- [Written problem]:
Recast every line of the records as a row in a Markdown table with two columns, Row and Entry. Number the rows and leave out any blank lines.

==========

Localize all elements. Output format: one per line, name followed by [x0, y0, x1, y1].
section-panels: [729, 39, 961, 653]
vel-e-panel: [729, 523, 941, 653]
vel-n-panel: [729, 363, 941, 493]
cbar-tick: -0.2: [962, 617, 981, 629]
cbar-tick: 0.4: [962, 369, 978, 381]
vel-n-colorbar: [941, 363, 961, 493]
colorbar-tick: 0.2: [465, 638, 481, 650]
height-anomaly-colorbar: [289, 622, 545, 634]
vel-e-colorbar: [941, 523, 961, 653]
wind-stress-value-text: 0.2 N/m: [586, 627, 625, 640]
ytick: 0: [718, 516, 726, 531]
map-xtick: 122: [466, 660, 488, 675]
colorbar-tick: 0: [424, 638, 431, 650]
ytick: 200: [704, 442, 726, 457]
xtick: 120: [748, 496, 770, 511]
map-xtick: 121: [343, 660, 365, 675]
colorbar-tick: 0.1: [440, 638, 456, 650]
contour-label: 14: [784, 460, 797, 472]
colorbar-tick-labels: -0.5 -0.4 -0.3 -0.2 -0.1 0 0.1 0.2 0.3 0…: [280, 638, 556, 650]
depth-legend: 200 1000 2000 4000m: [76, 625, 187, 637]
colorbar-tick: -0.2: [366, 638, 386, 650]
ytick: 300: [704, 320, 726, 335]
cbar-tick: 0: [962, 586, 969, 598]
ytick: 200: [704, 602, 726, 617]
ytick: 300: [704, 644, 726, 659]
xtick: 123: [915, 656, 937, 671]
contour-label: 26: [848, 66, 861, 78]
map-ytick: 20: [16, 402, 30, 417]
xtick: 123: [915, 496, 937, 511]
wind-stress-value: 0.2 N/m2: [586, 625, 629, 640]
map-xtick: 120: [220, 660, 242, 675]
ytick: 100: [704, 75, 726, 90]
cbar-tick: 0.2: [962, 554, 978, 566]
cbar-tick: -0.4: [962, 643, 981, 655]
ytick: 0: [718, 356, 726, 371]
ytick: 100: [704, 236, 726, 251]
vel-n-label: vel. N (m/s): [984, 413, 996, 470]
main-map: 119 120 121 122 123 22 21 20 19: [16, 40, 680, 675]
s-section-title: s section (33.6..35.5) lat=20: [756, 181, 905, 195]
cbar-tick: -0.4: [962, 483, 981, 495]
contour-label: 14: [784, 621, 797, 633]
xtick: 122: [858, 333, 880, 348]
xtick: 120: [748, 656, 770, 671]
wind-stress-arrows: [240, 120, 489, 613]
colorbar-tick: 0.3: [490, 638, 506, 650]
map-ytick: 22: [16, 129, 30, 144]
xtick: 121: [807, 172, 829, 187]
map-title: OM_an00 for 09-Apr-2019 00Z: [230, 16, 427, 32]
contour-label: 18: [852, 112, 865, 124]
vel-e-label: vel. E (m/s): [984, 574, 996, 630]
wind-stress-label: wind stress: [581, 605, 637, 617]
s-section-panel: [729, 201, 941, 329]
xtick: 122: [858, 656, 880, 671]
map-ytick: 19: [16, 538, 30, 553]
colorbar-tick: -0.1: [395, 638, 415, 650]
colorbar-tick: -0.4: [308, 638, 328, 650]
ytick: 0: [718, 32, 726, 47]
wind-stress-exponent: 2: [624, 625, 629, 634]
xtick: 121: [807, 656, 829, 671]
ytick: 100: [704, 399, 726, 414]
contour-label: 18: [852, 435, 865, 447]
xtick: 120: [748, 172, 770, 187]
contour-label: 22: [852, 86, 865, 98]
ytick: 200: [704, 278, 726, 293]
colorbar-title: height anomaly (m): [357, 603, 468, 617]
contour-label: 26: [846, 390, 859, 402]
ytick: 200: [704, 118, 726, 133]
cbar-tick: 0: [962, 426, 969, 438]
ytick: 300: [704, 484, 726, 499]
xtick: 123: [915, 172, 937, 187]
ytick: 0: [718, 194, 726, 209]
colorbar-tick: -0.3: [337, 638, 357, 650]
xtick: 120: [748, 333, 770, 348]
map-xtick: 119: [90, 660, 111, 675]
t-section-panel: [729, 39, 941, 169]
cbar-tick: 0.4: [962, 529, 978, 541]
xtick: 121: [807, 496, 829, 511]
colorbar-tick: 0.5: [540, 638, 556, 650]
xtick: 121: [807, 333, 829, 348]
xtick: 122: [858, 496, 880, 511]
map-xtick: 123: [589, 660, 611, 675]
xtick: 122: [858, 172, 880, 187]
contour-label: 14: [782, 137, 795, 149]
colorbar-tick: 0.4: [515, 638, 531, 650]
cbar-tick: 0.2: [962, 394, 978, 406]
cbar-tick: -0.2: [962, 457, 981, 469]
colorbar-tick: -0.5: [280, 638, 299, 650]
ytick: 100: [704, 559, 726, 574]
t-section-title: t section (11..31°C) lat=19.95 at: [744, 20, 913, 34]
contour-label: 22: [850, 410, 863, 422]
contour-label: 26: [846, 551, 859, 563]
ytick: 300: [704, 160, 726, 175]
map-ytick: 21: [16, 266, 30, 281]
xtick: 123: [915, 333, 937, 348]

==========

- [Correct response]:
| Row | Entry |
|---|---|
| 1 | Localize all elements. Output format: one per line, name followed by [x0, y0, x1, y1]. |
| 2 | section-panels: [729, 39, 961, 653] |
| 3 | vel-e-panel: [729, 523, 941, 653] |
| 4 | vel-n-panel: [729, 363, 941, 493] |
| 5 | cbar-tick: -0.2: [962, 617, 981, 629] |
| 6 | cbar-tick: 0.4: [962, 369, 978, 381] |
| 7 | vel-n-colorbar: [941, 363, 961, 493] |
| 8 | colorbar-tick: 0.2: [465, 638, 481, 650] |
| 9 | height-anomaly-colorbar: [289, 622, 545, 634] |
| 10 | vel-e-colorbar: [941, 523, 961, 653] |
| 11 | wind-stress-value-text: 0.2 N/m: [586, 627, 625, 640] |
| 12 | ytick: 0: [718, 516, 726, 531] |
| 13 | map-xtick: 122: [466, 660, 488, 675] |
| 14 | colorbar-tick: 0: [424, 638, 431, 650] |
| 15 | ytick: 200: [704, 442, 726, 457] |
| 16 | xtick: 120: [748, 496, 770, 511] |
| 17 | map-xtick: 121: [343, 660, 365, 675] |
| 18 | colorbar-tick: 0.1: [440, 638, 456, 650] |
| 19 | contour-label: 14: [784, 460, 797, 472] |
| 20 | colorbar-tick-labels: -0.5 -0.4 -0.3 -0.2 -0.1 0 0.1 0.2 0.3 0…: [280, 638, 556, 650] |
| 21 | depth-legend: 200 1000 2000 4000m: [76, 625, 187, 637] |
| 22 | colorbar-tick: -0.2: [366, 638, 386, 650] |
| 23 | ytick: 300: [704, 320, 726, 335] |
| 24 | cbar-tick: 0: [962, 586, 969, 598] |
| 25 | ytick: 200: [704, 602, 726, 617] |
| 26 | ytick: 300: [704, 644, 726, 659] |
| 27 | xtick: 123: [915, 656, 937, 671] |
| 28 | contour-label: 26: [848, 66, 861, 78] |
| 29 | map-ytick: 20: [16, 402, 30, 417] |
| 30 | xtick: 123: [915, 496, 937, 511] |
| 31 | wind-stress-value: 0.2 N/m2: [586, 625, 629, 640] |
| 32 | map-xtick: 120: [220, 660, 242, 675] |
| 33 | ytick: 100: [704, 75, 726, 90] |
| 34 | cbar-tick: 0.2: [962, 554, 978, 566] |
| 35 | cbar-tick: -0.4: [962, 643, 981, 655] |
| 36 | ytick: 0: [718, 356, 726, 371] |
| 37 | ytick: 100: [704, 236, 726, 251] |
| 38 | vel-n-label: vel. N (m/s): [984, 413, 996, 470] |
| 39 | main-map: 119 120 121 122 123 22 21 20 19: [16, 40, 680, 675] |
| 40 | s-section-title: s section (33.6..35.5) lat=20: [756, 181, 905, 195] |
| 41 | cbar-tick: -0.4: [962, 483, 981, 495] |
| 42 | contour-label: 14: [784, 621, 797, 633] |
| 43 | xtick: 122: [858, 333, 880, 348] |
| 44 | xtick: 120: [748, 656, 770, 671] |
| 45 | wind-stress-arrows: [240, 120, 489, 613] |
| 46 | colorbar-tick: 0.3: [490, 638, 506, 650] |
| 47 | map-ytick: 22: [16, 129, 30, 144] |
| 48 | xtick: 121: [807, 172, 829, 187] |
| 49 | map-title: OM_an00 for 09-Apr-2019 00Z: [230, 16, 427, 32] |
| 50 | contour-label: 18: [852, 112, 865, 124] |
| 51 | vel-e-label: vel. E (m/s): [984, 574, 996, 630] |
| 52 | wind-stress-label: wind stress: [581, 605, 637, 617] |
| 53 | s-section-panel: [729, 201, 941, 329] |
| 54 | xtick: 122: [858, 656, 880, 671] |
| 55 | map-ytick: 19: [16, 538, 30, 553] |
| 56 | colorbar-tick: -0.1: [395, 638, 415, 650] |
| 57 | colorbar-tick: -0.4: [308, 638, 328, 650] |
| 58 | ytick: 0: [718, 32, 726, 47] |
| 59 | wind-stress-exponent: 2: [624, 625, 629, 634] |
| 60 | xtick: 121: [807, 656, 829, 671] |
| 61 | ytick: 100: [704, 399, 726, 414] |
| 62 | contour-label: 18: [852, 435, 865, 447] |
| 63 | xtick: 120: [748, 172, 770, 187] |
| 64 | contour-label: 22: [852, 86, 865, 98] |
| 65 | ytick: 200: [704, 278, 726, 293] |
| 66 | colorbar-title: height anomaly (m): [357, 603, 468, 617] |
| 67 | contour-label: 26: [846, 390, 859, 402] |
| 68 | ytick: 200: [704, 118, 726, 133] |
| 69 | cbar-tick: 0: [962, 426, 969, 438] |
| 70 | ytick: 300: [704, 484, 726, 499] |
| 71 | xtick: 123: [915, 172, 937, 187] |
| 72 | ytick: 0: [718, 194, 726, 209] |
| 73 | colorbar-tick: -0.3: [337, 638, 357, 650] |
| 74 | xtick: 120: [748, 333, 770, 348] |
| 75 | map-xtick: 119: [90, 660, 111, 675] |
| 76 | t-section-panel: [729, 39, 941, 169] |
| 77 | cbar-tick: 0.4: [962, 529, 978, 541] |
| 78 | xtick: 121: [807, 496, 829, 511] |
| 79 | colorbar-tick: 0.5: [540, 638, 556, 650] |
| 80 | xtick: 121: [807, 333, 829, 348] |
| 81 | xtick: 122: [858, 496, 880, 511] |
| 82 | map-xtick: 123: [589, 660, 611, 675] |
| 83 | xtick: 122: [858, 172, 880, 187] |
| 84 | contour-label: 14: [782, 137, 795, 149] |
| 85 | colorbar-tick: 0.4: [515, 638, 531, 650] |
| 86 | cbar-tick: 0.2: [962, 394, 978, 406] |
| 87 | cbar-tick: -0.2: [962, 457, 981, 469] |
| 88 | colorbar-tick: -0.5: [280, 638, 299, 650] |
| 89 | ytick: 100: [704, 559, 726, 574] |
| 90 | t-section-title: t section (11..31°C) lat=19.95 at: [744, 20, 913, 34] |
| 91 | contour-label: 22: [850, 410, 863, 422] |
| 92 | contour-label: 26: [846, 551, 859, 563] |
| 93 | ytick: 300: [704, 160, 726, 175] |
| 94 | map-ytick: 21: [16, 266, 30, 281] |
| 95 | xtick: 123: [915, 333, 937, 348] |